▸ DIRECTIONS: Your output must consist solely of the lines from the one containing "What data populates" through the end of the records, reproduced exactly.

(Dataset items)
[start]

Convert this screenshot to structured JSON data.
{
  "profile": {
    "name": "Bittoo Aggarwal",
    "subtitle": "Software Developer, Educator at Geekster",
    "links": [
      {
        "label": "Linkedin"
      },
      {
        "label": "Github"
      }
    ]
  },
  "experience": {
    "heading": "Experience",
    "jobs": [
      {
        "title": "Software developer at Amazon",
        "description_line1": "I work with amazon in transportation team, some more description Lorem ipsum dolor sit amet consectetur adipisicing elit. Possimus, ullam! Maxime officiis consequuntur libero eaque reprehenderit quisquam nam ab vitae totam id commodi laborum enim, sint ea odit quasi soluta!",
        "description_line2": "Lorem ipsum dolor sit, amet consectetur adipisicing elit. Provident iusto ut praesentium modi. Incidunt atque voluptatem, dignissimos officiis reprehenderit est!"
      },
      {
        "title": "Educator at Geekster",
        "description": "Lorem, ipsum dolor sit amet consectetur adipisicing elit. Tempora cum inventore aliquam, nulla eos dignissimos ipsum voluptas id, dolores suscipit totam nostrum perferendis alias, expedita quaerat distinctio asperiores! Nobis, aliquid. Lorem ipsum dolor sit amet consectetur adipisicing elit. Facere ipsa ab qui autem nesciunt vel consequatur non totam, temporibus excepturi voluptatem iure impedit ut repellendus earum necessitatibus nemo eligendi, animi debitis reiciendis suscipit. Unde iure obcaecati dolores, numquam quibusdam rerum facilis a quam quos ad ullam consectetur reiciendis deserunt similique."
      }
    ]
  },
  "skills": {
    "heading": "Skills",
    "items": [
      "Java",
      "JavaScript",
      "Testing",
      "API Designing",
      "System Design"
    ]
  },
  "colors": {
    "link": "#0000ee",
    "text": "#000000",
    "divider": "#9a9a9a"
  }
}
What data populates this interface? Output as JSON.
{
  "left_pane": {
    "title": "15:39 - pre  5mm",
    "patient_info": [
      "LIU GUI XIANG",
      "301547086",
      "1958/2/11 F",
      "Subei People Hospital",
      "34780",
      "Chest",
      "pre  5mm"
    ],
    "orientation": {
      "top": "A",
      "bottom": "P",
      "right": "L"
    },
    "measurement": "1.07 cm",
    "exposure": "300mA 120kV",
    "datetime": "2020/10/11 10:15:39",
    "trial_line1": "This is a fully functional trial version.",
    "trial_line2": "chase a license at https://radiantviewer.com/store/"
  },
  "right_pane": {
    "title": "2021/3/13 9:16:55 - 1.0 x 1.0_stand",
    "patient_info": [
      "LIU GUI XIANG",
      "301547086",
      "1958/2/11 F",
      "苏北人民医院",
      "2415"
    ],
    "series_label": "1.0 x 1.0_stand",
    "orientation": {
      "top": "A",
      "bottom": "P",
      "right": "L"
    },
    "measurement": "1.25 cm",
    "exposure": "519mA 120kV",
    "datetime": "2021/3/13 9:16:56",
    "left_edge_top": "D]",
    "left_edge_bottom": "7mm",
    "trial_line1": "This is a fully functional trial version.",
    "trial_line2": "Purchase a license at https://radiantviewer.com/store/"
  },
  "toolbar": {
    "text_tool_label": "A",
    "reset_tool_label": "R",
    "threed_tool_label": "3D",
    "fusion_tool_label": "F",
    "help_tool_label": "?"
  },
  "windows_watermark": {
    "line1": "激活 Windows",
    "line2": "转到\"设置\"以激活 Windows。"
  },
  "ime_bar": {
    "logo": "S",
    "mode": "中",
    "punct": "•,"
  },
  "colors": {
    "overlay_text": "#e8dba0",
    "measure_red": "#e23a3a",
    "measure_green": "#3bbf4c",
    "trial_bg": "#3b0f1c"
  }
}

[end]

▸ ANSWER IN FULL:
What data populates this interface? Output as JSON.
{
  "left_pane": {
    "title": "15:39 - pre  5mm",
    "patient_info": [
      "LIU GUI XIANG",
      "301547086",
      "1958/2/11 F",
      "Subei People Hospital",
      "34780",
      "Chest",
      "pre  5mm"
    ],
    "orientation": {
      "top": "A",
      "bottom": "P",
      "right": "L"
    },
    "measurement": "1.07 cm",
    "exposure": "300mA 120kV",
    "datetime": "2020/10/11 10:15:39",
    "trial_line1": "This is a fully functional trial version.",
    "trial_line2": "chase a license at https://radiantviewer.com/store/"
  },
  "right_pane": {
    "title": "2021/3/13 9:16:55 - 1.0 x 1.0_stand",
    "patient_info": [
      "LIU GUI XIANG",
      "301547086",
      "1958/2/11 F",
      "苏北人民医院",
      "2415"
    ],
    "series_label": "1.0 x 1.0_stand",
    "orientation": {
      "top": "A",
      "bottom": "P",
      "right": "L"
    },
    "measurement": "1.25 cm",
    "exposure": "519mA 120kV",
    "datetime": "2021/3/13 9:16:56",
    "left_edge_top": "D]",
    "left_edge_bottom": "7mm",
    "trial_line1": "This is a fully functional trial version.",
    "trial_line2": "Purchase a license at https://radiantviewer.com/store/"
  },
  "toolbar": {
    "text_tool_label": "A",
    "reset_tool_label": "R",
    "threed_tool_label": "3D",
    "fusion_tool_label": "F",
    "help_tool_label": "?"
  },
  "windows_watermark": {
    "line1": "激活 Windows",
    "line2": "转到\"设置\"以激活 Windows。"
  },
  "ime_bar": {
    "logo": "S",
    "mode": "中",
    "punct": "•,"
  },
  "colors": {
    "overlay_text": "#e8dba0",
    "measure_red": "#e23a3a",
    "measure_green": "#3bbf4c",
    "trial_bg": "#3b0f1c"
  }
}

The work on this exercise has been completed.